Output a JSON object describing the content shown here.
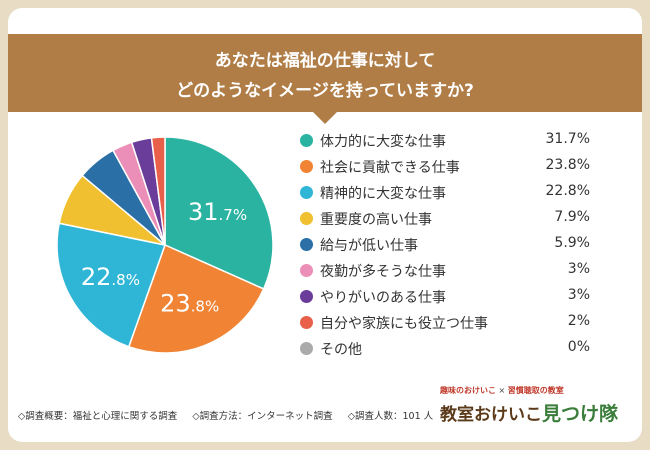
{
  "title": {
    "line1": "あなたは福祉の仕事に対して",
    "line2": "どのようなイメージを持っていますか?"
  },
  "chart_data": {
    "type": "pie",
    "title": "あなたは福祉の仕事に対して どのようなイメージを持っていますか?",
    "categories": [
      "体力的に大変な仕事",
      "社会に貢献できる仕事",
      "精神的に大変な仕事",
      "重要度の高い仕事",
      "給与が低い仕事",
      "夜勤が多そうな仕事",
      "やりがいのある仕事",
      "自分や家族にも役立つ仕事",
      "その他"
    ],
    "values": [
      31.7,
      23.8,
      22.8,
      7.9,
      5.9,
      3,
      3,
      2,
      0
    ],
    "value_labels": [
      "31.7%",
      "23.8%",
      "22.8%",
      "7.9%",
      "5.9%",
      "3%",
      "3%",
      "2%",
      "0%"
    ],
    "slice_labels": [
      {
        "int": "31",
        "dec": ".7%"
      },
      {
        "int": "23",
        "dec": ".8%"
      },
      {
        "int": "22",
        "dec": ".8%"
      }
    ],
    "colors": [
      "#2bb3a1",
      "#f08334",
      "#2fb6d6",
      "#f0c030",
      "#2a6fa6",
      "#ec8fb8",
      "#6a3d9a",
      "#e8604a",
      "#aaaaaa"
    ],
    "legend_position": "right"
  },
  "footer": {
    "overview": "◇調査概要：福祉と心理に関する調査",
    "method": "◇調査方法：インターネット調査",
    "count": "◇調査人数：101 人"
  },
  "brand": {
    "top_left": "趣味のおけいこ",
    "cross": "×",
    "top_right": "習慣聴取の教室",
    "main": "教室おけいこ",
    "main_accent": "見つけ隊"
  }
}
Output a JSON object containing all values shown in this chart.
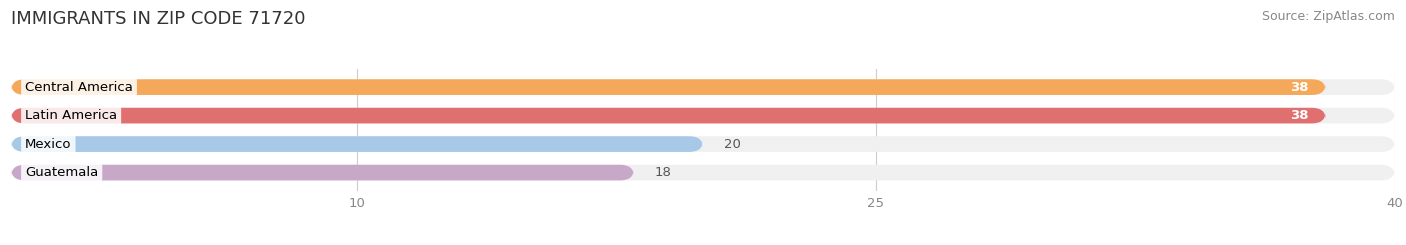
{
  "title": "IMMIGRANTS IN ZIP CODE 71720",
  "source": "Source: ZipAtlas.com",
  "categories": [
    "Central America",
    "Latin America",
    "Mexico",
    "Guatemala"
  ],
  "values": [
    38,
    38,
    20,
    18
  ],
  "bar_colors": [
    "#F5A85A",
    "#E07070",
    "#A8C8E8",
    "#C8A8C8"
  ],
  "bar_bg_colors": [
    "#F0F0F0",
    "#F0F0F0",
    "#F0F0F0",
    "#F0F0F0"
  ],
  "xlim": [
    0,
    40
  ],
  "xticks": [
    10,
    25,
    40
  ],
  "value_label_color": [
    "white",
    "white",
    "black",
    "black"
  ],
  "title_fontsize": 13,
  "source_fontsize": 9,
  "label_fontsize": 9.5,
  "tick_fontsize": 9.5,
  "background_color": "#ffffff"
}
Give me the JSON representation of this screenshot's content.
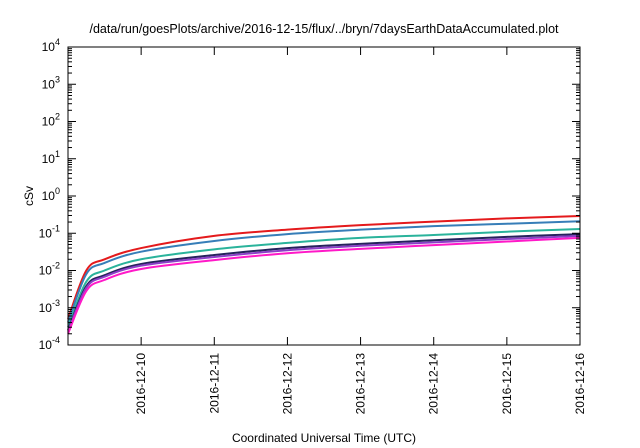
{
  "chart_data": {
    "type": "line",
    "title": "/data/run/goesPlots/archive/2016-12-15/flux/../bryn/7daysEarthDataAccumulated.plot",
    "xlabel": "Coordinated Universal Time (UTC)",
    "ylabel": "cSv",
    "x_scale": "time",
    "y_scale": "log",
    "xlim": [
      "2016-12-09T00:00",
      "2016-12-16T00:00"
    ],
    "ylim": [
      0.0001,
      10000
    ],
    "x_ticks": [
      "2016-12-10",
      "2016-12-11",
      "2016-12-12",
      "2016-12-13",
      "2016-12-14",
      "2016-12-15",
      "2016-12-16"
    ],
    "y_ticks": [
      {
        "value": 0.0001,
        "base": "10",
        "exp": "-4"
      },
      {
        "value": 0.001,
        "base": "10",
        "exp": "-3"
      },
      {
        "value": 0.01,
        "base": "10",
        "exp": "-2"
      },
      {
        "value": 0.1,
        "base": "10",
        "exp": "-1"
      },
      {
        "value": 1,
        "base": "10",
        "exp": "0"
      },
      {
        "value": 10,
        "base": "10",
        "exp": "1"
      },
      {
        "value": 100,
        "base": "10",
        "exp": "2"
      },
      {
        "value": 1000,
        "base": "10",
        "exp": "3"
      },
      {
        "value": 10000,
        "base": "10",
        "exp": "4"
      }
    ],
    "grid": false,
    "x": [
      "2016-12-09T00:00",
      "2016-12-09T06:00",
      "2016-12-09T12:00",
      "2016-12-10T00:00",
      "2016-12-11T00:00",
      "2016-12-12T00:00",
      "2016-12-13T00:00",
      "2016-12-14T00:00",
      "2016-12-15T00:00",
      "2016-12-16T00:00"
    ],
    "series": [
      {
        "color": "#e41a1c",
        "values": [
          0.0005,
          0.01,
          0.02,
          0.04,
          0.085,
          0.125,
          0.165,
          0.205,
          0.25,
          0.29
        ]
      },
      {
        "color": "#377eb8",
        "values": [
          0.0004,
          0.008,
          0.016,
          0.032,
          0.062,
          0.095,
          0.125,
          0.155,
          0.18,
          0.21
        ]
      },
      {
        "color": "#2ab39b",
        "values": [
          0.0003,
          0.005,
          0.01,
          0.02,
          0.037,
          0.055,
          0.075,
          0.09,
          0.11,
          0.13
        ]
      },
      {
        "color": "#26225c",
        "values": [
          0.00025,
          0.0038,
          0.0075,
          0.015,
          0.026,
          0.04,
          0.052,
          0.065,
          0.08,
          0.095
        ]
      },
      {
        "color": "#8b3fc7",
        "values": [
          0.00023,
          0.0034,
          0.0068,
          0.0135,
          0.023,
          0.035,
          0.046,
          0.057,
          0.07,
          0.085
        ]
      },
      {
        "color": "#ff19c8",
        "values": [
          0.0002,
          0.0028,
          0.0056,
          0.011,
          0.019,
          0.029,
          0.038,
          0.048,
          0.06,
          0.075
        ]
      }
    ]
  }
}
——
(TASK INSTRUCTIONS):
Select all lines in the listing that include the word "あなたは福祉の仕事に対して".

(SOLUTION):
    "line1": "あなたは福祉の仕事に対して",
    "title": "あなたは福祉の仕事に対して どのようなイメージを持っていますか?",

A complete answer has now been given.